**Problems to work on:**
1) In the excerpt on insurance claim documents, what may the insurer contend is a breach of the policy's cooperation clause?
2) From the excerpt on insurance claim documents, extract the passage that begins at the words "Insurers may use" and stops after the words "of the policy.".
3) Continue the excerpt on insurers and the insured's claim documents, starting after its final sentence.

**Selected extract:**
------------------------------------------------

By providing the foregoing categories of documents to the insurer, even where not requested, counsel will be “populating” the claim file with documents that support the client’s claim that the insurer may not otherwise seek to obtain. This may make it more difficult for the insurer to later deny the claim or limit the amount of its payment and provide further evidence of the insurer’s bad faith.
”But we didn’t get the insured’s documents”
Insurers may use the pretext that the insured has not provided all the requested documents as a justification for not completing their investigation and/or timely paying the claim. This is a fairly common tactic. The insurer may also contend that the insured’s failure to timely provide the requested documents is a breach of the cooperation clause of the policy.

------------------------------------------------

**Material supplied:**

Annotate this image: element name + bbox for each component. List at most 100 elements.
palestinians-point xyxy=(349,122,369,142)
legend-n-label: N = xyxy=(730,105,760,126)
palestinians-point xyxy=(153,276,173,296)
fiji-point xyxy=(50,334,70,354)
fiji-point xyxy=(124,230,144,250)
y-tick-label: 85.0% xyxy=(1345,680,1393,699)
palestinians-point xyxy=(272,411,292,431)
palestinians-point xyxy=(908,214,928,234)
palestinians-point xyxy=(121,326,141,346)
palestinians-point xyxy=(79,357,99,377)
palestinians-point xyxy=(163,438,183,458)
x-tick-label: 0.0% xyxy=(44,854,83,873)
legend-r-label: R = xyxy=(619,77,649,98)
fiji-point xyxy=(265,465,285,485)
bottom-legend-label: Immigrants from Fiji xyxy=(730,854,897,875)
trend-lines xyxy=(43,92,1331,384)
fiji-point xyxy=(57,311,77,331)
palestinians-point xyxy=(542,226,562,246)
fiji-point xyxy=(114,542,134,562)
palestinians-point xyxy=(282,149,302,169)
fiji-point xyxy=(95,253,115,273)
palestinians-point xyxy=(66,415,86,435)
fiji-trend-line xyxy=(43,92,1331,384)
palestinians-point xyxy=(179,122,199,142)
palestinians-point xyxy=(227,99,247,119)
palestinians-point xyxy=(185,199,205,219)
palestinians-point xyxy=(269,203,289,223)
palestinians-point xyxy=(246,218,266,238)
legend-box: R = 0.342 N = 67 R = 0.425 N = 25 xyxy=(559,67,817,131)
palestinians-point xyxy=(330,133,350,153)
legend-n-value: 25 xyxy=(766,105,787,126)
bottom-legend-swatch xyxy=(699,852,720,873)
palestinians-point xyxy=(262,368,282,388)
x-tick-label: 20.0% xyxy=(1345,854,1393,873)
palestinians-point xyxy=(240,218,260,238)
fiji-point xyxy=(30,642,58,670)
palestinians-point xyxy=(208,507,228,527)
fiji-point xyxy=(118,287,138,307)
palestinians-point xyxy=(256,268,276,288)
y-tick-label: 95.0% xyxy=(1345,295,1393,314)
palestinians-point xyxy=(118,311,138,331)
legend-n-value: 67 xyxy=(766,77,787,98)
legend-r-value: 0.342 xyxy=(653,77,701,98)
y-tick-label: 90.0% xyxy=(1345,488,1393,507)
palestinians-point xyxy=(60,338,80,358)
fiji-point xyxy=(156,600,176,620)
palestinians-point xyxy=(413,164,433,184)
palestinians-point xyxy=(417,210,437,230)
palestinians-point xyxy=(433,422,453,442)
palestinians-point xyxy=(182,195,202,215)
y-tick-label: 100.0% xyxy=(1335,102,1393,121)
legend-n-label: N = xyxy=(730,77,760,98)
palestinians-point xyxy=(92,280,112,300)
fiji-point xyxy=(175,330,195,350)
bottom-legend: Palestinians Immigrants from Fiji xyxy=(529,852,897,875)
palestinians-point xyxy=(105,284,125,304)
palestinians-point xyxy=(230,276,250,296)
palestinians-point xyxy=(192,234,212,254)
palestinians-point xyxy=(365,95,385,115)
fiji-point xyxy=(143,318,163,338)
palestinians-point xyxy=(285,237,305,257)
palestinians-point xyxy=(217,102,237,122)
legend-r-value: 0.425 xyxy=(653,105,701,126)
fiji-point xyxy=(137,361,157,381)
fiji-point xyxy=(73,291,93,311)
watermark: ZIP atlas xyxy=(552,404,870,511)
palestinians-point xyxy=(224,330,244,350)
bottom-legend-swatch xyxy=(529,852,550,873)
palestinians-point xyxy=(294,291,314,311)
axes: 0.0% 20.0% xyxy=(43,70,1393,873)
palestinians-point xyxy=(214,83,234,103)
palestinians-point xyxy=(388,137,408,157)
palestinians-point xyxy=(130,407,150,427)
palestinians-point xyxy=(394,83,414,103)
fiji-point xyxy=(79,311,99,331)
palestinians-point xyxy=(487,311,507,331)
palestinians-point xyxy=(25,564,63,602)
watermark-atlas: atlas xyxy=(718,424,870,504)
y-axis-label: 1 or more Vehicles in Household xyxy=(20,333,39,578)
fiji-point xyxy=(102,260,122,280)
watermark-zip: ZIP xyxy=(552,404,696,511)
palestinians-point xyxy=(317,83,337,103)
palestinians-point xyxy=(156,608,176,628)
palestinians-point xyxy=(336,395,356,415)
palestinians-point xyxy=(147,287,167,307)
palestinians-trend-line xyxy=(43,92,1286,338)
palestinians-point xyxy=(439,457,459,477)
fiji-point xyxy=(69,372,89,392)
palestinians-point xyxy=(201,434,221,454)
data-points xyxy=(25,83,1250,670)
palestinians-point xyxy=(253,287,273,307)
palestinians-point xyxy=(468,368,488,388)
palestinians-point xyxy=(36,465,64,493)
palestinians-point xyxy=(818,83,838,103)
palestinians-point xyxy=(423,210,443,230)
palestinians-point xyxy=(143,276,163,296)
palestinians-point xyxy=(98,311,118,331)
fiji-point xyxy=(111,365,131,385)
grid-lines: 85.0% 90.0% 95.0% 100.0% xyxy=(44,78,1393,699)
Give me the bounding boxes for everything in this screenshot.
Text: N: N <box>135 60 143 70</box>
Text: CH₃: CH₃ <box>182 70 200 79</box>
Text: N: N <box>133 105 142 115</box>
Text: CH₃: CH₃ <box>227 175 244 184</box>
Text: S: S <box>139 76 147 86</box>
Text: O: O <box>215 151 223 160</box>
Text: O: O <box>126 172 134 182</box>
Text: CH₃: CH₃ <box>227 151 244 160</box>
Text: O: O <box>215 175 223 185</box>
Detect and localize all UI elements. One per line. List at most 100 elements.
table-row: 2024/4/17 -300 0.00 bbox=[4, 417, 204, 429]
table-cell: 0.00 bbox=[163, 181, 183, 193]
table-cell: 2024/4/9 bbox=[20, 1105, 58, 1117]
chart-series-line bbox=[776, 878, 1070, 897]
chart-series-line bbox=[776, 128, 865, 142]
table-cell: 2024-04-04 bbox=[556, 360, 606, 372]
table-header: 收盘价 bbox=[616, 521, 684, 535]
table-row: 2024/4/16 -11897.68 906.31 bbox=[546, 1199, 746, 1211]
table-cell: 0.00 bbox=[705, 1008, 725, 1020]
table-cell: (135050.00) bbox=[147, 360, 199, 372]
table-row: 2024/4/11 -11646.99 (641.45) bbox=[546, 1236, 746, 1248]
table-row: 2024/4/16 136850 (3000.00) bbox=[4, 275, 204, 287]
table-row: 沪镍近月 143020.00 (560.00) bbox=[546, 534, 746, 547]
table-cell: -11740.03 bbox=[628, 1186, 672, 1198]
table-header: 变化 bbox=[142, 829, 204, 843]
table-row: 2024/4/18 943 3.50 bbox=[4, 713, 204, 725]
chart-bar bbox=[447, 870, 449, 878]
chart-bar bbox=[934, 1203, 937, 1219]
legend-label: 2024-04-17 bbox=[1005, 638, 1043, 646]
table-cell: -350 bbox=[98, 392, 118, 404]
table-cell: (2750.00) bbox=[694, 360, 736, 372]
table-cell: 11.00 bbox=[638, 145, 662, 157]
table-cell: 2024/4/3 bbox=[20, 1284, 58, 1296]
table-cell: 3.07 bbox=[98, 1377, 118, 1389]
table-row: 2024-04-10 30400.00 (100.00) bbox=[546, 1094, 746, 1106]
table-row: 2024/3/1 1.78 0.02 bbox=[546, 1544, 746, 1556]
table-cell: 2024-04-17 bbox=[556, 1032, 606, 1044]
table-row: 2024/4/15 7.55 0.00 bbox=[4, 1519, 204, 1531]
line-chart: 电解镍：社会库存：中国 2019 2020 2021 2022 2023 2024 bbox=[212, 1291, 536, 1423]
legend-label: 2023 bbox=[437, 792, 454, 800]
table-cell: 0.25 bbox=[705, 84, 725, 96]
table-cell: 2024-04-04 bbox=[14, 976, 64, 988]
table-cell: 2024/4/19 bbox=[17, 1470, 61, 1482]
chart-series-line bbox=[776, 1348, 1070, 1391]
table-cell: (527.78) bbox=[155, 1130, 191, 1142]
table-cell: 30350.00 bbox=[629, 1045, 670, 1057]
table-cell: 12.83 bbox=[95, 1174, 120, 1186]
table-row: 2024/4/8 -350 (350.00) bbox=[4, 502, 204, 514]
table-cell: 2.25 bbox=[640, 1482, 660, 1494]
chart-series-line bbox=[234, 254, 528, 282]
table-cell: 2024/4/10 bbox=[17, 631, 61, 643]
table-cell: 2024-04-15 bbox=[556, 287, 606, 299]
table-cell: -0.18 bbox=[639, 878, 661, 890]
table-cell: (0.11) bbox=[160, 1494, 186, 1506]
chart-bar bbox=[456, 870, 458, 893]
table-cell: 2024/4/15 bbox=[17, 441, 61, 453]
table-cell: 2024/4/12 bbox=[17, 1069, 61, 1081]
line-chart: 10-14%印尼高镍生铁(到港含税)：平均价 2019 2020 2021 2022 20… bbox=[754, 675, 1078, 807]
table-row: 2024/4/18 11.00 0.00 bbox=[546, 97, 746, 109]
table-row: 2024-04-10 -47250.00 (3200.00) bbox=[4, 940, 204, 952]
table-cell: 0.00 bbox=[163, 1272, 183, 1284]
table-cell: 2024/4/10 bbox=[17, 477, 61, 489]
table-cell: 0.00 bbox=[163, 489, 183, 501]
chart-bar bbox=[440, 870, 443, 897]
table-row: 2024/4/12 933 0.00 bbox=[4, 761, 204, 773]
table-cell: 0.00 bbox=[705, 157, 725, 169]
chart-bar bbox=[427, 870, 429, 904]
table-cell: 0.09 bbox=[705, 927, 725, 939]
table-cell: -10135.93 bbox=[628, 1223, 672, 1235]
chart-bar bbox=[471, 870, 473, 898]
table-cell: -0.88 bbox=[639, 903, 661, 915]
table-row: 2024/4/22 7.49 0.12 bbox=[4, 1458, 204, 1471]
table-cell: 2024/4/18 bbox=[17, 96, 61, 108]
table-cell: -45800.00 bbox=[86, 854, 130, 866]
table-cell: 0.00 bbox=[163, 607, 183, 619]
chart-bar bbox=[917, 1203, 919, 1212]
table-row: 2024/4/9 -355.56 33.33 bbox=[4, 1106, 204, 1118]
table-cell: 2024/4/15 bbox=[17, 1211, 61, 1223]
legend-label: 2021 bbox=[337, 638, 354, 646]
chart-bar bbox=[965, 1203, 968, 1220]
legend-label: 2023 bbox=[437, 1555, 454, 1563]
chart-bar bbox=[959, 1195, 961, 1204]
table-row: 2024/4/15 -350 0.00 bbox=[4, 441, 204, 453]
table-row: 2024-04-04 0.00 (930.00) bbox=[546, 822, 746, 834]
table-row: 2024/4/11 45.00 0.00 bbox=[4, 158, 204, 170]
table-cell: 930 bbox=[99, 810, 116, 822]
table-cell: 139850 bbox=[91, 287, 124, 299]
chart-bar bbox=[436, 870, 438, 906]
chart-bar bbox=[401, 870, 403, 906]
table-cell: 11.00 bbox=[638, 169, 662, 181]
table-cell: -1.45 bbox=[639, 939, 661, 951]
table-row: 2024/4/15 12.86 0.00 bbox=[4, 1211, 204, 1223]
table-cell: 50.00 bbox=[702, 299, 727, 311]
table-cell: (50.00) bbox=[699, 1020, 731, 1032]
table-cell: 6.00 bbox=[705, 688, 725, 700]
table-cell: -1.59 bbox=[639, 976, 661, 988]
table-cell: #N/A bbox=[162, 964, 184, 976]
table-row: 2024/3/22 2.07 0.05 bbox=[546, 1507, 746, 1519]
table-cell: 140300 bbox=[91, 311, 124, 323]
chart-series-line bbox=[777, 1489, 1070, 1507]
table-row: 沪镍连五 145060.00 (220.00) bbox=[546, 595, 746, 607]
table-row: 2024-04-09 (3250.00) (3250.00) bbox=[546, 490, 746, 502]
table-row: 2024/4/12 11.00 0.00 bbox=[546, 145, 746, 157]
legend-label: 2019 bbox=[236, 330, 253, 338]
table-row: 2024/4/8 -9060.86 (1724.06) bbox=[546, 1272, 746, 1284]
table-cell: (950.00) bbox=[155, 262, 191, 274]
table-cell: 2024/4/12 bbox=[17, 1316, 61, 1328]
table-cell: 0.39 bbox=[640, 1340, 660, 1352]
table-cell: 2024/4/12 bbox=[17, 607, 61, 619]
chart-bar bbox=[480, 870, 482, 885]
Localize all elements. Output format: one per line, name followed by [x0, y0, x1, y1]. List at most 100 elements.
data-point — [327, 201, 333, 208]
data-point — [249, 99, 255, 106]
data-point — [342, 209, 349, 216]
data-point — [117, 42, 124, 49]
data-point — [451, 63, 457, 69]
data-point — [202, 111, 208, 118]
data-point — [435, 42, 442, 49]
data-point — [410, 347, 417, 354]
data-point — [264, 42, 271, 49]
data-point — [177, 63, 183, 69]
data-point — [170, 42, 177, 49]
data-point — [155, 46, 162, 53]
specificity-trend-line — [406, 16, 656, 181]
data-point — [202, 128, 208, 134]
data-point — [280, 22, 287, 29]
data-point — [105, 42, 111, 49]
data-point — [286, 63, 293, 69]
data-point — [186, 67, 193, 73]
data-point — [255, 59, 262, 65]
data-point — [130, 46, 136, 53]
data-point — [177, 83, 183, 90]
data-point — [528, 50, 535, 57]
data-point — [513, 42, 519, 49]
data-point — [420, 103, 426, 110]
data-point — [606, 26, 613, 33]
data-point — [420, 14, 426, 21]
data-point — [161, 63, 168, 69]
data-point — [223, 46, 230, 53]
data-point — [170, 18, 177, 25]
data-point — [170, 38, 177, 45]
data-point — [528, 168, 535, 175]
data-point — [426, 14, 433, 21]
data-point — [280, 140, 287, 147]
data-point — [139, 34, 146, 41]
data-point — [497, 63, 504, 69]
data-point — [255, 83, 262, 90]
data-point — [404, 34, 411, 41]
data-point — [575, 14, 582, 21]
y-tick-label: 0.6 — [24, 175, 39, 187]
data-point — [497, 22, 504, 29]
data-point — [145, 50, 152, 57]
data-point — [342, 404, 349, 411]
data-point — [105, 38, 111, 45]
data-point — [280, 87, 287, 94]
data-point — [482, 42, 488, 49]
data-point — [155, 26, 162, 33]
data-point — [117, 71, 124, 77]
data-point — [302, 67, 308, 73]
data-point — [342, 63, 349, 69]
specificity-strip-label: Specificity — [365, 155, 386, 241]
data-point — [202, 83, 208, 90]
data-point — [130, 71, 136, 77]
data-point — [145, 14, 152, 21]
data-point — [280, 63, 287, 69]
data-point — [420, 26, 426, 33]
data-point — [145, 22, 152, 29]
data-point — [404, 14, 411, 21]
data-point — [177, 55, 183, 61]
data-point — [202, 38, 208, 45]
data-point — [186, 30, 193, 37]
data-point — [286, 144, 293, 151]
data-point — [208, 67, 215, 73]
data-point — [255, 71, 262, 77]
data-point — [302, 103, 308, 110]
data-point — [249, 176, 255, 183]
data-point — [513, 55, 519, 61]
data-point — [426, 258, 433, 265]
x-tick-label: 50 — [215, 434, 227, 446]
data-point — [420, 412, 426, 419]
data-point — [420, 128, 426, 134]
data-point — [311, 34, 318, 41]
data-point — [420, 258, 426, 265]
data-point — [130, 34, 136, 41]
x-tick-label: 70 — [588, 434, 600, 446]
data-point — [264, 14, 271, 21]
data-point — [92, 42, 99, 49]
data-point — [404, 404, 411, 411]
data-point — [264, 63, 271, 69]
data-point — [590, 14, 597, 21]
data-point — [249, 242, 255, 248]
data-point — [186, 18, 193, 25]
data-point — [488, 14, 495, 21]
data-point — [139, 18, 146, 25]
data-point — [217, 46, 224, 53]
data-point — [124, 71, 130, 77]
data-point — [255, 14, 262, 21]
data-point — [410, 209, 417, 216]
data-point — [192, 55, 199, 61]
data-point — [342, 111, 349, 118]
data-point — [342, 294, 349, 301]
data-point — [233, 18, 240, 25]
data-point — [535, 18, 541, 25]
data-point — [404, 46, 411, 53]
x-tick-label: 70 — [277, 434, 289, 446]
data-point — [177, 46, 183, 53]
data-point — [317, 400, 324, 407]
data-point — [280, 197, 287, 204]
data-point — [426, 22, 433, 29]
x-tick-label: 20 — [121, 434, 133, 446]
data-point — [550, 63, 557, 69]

------------------------------------------------

**Answer set:**
1) The insured's failure to timely provide the requested documents.

2)
Insurers may use the pretext that the insured has not provided all the requested documents as a justification for not completing their investigation and/or timely paying the claim. This is a fairly common tactic. The insurer may also contend that the insured’s failure to timely provide the requested documents is a breach of the cooperation clause of the policy.

3)
Nonetheless, any breach of the cooperation clause must be material to the claim. (See Collin v. American Empire Ins. Co. (1994) 21 Cal.App.4th 787, 819.) A breach is likely not material where the request itself does not seek material documents. (See 10 C.C.R. ¶2695.7(d) “Every insurer shall conduct and diligently pursue a thorough, fair and objective investigation and shall not persist in seeking information not reasonably required for or material to the resolution of a claim dispute.”) For example, the failure to provide a marriage license where ownership of the property is not at issue may not be material to the claim. Accordingly, any response to the insurer’s requests should point out, when appropriate, where the requests are not material to the claim and invite the insurer to explain why the request is material.
In addition, the insured’s failure to comply with the requests must substantively prejudice the insurer in order for the insurer to contend that the cooperation clause has been breached. Therefore, where there is a material breach the insurer cannot argue breach of contract when it has not been prejudiced. (See Pruyn v. Agricultural Ins. Co. (1995) 36 Cal.App.4th 500, 516 [insurer has the burden of proving that it has been prejudiced by the insured’s breach of the cooperation clause].)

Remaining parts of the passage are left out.